How many lines of these records hold the string "Pedidos"? Reply with the number alone.

Stored items from a collection:
---------------
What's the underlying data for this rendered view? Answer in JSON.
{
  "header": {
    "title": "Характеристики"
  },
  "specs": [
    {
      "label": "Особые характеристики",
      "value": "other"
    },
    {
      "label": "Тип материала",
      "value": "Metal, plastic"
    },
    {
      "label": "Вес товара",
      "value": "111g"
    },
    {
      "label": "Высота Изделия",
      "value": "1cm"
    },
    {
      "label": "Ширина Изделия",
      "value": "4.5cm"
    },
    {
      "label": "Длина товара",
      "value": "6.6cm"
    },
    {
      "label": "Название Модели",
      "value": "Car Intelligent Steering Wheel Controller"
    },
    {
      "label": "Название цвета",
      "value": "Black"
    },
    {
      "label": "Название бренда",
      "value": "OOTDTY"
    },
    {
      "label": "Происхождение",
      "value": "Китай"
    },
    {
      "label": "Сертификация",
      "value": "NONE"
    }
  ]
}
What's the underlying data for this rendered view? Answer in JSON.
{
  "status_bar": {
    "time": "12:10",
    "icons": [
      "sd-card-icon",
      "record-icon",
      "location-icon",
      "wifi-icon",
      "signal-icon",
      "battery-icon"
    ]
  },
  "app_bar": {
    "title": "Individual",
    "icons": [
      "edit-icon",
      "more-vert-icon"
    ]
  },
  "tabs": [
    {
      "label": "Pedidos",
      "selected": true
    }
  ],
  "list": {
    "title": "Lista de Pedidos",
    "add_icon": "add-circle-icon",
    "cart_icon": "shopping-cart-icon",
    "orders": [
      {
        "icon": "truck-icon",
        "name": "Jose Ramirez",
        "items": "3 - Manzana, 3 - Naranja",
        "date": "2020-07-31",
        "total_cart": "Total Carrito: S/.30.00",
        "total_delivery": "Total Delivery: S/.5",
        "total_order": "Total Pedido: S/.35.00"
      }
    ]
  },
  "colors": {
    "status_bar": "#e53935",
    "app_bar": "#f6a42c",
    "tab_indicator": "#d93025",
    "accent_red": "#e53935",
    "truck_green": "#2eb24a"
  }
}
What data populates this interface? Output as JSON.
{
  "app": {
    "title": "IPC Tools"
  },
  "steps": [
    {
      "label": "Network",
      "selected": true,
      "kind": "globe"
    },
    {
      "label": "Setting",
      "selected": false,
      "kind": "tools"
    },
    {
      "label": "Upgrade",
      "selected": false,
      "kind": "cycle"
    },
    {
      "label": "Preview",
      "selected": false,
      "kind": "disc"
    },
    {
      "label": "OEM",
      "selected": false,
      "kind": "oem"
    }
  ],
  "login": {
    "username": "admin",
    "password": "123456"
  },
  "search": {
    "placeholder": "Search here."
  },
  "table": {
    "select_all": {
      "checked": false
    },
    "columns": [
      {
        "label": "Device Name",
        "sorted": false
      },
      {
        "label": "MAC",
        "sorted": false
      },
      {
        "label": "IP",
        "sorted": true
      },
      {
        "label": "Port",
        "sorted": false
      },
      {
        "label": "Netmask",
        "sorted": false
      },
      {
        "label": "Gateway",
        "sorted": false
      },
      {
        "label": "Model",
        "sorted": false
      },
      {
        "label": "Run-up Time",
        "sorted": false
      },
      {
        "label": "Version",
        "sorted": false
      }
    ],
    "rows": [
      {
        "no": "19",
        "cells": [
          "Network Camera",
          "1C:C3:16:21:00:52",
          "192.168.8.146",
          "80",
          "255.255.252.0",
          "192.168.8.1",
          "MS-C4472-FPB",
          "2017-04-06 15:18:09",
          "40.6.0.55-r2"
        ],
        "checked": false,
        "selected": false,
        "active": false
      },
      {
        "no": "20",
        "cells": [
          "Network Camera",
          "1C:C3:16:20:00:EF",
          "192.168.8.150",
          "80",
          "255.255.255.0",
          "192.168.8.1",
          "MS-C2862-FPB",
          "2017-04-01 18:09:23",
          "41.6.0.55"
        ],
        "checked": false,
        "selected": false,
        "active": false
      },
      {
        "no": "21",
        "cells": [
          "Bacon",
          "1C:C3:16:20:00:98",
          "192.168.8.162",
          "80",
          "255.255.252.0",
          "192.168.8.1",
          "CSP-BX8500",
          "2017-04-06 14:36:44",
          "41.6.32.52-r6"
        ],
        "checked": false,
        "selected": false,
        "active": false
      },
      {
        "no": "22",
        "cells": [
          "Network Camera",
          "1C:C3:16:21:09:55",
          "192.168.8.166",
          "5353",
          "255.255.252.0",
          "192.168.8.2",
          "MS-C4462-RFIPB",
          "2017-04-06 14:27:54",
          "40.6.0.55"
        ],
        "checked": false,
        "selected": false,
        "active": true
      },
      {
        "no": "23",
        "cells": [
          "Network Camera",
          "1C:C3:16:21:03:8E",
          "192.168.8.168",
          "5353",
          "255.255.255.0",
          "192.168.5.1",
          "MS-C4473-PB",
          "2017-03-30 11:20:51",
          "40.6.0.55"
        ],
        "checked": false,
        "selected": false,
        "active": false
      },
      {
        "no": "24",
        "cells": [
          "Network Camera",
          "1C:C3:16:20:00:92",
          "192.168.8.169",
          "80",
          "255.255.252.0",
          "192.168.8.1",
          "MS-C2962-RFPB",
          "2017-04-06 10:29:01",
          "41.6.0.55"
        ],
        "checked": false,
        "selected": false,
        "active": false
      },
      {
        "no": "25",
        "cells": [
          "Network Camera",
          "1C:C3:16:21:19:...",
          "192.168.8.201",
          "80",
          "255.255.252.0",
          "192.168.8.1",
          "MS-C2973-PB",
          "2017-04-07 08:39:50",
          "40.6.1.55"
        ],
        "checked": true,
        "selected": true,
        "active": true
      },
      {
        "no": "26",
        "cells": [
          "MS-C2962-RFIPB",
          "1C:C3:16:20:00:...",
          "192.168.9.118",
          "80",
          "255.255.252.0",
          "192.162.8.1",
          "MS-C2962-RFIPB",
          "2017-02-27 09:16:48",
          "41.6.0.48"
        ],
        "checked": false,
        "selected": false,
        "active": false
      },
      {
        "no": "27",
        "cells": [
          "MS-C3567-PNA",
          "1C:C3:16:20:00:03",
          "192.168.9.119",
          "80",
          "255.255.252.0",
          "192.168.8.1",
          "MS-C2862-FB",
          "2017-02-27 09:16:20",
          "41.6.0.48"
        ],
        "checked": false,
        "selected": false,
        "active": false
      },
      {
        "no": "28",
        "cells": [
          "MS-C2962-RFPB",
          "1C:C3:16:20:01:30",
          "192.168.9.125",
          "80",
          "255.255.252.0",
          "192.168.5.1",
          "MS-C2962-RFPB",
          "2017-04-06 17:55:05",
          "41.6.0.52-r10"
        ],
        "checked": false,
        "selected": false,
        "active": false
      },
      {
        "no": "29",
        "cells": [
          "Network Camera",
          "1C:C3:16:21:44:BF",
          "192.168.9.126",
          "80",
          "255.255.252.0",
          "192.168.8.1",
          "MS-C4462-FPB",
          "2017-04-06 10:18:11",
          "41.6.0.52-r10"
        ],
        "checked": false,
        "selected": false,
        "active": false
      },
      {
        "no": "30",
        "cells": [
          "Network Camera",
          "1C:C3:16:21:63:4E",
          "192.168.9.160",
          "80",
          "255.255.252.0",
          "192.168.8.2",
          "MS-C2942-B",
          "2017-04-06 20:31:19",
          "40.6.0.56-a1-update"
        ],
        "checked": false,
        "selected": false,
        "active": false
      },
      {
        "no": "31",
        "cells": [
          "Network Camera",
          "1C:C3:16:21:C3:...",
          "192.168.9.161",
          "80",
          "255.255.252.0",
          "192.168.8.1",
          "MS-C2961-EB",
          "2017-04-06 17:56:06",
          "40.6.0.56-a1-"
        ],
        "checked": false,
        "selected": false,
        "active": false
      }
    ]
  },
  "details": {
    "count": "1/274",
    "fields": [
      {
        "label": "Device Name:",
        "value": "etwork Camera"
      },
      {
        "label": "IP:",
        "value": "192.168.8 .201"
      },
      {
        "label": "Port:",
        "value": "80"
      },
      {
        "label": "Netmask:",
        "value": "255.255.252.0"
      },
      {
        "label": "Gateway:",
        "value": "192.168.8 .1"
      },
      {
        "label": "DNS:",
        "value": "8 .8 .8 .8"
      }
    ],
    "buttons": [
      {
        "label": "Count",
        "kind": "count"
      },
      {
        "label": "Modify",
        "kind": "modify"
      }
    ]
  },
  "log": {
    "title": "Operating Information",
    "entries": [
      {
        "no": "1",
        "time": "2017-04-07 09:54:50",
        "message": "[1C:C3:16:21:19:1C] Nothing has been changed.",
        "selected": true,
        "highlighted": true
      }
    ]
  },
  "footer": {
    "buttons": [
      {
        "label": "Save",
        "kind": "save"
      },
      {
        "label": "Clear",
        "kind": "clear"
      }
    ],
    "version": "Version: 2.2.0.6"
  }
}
---------------
WRITTEN SOLUTION:
2